The next train at platform 2 is the 18.49 north western service to blackpool north calling at Shitsford, crapton and misery-on-sea.

I've put that i'm a bisexual chinese lady with black twins who speaks farsi and writes kinyarwanda. That'll show em.

The support band are making my pants vibrate.


Monday, 2 March 2009

The Bronx is up and the Battery's down ...


As I look around my immediate vicinity the following items are within eyeshot: a postcard of Marilyn Monroe standing in front of a sign for Grand Central Station, a CD of New York Noise: Dance Music From The New York Underground 1978-1982, an accompanying book of amazing photographs from the same era, two Time Out New York City guidebooks (one bought for my 18th birthday, one bought two days ago), Ira Levin’s Rosemary’s Baby, my Sex And The City DVD boxset, J. P. Donleavy’s A Fairy Tale Of New York, a large wall print of the inside of Grand Central itself (the one where all the men are in hats and the sun is pouring through the windows), a photograph of the very tip of Manhattan taken in the 1930s where tiny five-storey buildings sit just a couple of hundred metres from the water's edge, Sex And The City: Kiss And Tell, the complete guidebook to the TV series (I know, gay), a framed movie poster for Next Stop, Greenwich Village, James St James’ Disco Bloodbath


My flat is in a pretty New York state of mind to say the least. But enough of trying to bring New York to me, enough of Manhattanchester, I’m off there for real. Not forever, alas, just six glorious days and five action-packed nights on the edge of the East Village in the last week of April. We’ll be staying at Hotel 17 where Woody Allen filmed part of Manhattan Murder Mystery. Madonna stayed there too, though it must have been a while ago given it has one a half stars and a shared bathroom.


Anyway, to celebrate this exciting trip here are some of my favourite New York City celluloid outings which I will be indulging in before I head off myself ...

Breakfast At Tiffany’s (Blake Edwards, 1961)
Glamour on the cheap, except actually it’s Givenchy, as Hepburn gives her greatest performance (no, it is), dragging Capote’s story kicking and screaming to the screen alongside a hip sexy young Hannibal from the A-Team and Roald Dahl’s wife.

Document layout analysis data:
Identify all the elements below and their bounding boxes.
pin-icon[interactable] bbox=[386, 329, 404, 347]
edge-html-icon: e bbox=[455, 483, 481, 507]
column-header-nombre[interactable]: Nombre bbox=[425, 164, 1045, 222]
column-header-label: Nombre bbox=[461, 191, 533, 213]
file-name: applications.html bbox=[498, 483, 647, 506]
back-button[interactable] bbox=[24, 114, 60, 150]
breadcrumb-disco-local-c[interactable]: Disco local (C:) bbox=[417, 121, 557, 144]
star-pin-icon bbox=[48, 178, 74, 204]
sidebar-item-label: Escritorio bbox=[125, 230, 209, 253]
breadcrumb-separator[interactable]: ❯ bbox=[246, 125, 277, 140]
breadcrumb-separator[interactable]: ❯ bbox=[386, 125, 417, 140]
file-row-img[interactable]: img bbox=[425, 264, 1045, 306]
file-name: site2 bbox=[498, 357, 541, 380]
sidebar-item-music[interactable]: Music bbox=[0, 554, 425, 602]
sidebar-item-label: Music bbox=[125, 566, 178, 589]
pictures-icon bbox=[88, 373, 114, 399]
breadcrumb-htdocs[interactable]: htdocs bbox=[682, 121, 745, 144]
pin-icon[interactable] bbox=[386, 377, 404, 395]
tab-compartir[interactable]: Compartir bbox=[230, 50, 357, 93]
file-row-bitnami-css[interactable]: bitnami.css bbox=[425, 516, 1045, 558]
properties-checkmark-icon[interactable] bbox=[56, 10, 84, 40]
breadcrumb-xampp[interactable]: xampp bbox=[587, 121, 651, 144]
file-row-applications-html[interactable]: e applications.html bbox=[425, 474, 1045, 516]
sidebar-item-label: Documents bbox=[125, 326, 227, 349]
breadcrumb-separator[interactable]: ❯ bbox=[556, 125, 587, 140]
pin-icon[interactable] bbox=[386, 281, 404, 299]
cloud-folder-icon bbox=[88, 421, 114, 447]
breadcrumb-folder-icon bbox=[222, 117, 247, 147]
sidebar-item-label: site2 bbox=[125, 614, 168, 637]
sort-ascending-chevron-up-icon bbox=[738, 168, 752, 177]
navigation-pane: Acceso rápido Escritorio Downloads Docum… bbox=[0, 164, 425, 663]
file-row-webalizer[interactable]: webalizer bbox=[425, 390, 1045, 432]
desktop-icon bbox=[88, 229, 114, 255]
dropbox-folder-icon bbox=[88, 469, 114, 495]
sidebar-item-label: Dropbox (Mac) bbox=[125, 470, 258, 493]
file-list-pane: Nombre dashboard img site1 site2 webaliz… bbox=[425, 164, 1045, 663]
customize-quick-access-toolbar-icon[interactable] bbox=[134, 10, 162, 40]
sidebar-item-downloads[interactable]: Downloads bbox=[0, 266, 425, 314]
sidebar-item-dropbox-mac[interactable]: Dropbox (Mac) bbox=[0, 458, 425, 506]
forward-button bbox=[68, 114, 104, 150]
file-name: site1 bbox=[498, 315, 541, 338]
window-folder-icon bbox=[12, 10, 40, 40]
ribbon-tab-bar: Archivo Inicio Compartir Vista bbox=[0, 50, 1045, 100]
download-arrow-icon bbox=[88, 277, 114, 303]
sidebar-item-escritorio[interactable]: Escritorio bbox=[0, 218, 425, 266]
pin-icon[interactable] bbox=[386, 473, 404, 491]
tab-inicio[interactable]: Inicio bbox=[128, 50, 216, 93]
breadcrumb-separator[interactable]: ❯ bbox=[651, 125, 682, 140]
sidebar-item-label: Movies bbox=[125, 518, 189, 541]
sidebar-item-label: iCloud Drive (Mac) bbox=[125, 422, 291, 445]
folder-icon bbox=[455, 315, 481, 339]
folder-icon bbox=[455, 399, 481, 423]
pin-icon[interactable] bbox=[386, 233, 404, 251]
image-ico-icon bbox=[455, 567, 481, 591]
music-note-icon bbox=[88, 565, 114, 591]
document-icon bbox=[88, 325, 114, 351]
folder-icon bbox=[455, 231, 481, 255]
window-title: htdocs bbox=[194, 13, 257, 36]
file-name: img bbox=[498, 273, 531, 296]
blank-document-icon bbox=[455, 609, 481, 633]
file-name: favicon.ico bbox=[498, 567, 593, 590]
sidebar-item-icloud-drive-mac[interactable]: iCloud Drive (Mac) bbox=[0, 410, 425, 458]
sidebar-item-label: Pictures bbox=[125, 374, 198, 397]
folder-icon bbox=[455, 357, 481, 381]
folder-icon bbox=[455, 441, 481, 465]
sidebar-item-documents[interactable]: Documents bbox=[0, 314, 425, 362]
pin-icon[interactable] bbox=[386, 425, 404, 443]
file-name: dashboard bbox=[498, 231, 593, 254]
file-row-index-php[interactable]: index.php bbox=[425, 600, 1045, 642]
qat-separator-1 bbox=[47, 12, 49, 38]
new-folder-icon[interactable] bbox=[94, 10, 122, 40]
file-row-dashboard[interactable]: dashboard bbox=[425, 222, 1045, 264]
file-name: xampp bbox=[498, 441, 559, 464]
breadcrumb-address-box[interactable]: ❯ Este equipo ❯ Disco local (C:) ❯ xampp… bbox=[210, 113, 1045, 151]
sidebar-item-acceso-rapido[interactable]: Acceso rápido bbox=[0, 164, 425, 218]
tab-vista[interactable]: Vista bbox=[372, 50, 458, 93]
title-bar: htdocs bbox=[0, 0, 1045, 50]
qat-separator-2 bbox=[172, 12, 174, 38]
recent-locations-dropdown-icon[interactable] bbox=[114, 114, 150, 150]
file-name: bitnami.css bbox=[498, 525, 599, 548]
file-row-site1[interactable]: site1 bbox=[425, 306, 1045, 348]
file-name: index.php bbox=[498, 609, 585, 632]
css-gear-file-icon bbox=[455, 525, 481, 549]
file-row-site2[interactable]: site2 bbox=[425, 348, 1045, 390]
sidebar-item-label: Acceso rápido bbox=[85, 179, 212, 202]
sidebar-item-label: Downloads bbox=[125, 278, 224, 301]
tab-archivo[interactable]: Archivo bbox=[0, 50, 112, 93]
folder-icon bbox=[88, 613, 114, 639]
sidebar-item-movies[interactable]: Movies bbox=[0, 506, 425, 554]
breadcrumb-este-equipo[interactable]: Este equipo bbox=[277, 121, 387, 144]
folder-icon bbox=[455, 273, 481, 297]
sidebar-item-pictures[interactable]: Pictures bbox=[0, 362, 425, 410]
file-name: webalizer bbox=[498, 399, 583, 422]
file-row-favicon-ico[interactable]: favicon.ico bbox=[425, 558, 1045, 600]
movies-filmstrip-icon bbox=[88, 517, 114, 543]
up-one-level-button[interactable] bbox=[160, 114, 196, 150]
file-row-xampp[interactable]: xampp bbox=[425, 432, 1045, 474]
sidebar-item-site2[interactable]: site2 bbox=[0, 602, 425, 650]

Work to complete:
A. Echo the New York blog post word for word, starting at "Breakfast At Tiffany’s" and ending at "Roald Dahl’s wife.".
B. Proceed with the New York blog post from the point at which it stops.

Responses to the tasks:
A.
Breakfast At Tiffany’s (Blake Edwards, 1961)
Glamour on the cheap, except actually it’s Givenchy, as Hepburn gives her greatest performance (no, it is), dragging Capote’s story kicking and screaming to the screen alongside a hip sexy young Hannibal from the A-Team and Roald Dahl’s wife.

B.
The Panic In Needle Park (Jerry Schatzberg, 1971)
Al Pacino plays a junkie attempting to hold onto the most basic of human obligations whilst surrounded by smack and trapped in a New York that’s falling apart as fast as his friends are.



Dog Day Afternoon (Sidney Lumet, 1975)
Not only one of my favourite New York films but one of my favourite films of all time. Pacino again, this time orchestrating a botched bank raid to pay for his boyfriend’s sex change, thus exposing their relationship to the world. He becomes the hero of the piece, Stockholm Syndrome abounds, and even the new Gay Lib turn up to support him. Features one of the finest supporting roles of all time by Chris Sarandon and it’s a true story to boot.



"Why don't you kiss me? I like to be kissed while I'm getting fucked ..." Pacino becoming a folk hero. ‘Attica!’ refers to the Attica prison riots of 1971 which exposed police and correctional facility brutality like never before.

On The Town (Gene Kelly and Stanley Donen, 1949)
Marvel at Gene Kelly’s perfect rear (and Sinatra’s fake padded one) as three randy sailors dry-hump their way around Manhattan in 24 hours. The other guy is just there to stop the two stars looking a bit fruity which is why nobody remembers who he is. Best bits are the 'New York, New York’ signature tune, the nightclub montage and Sinatra attempting to conceal a patently Hoboken accent whilst convincing us it’s his first time in the Big Apple. Wonderful stuff.




Manhattan (Woody Allen, 1979)
The frustratingly ego-centric central love story with it’s scarily prescient age-gap romance isn’t nearly as important as the opening, explosive, near-orgasmic visual tribute to Manhattan. The cast thereafter, Allen included, turn in great, gritty performances that put this black and white opus near the top of his CV.




Summer of Sam (Spike Lee, 1999)
Punk rock, disco, record temperatures, electricity blackouts and a serial killer against a gritty Italian neighbourhood in the Bronx. Amongst Lee's best films in my opinion with some of the most exciting use of film music I've ever seen. The 'Baba O'Riley' sequence gives Scorses's 'Layla' montage from Goodfellas a run for its money.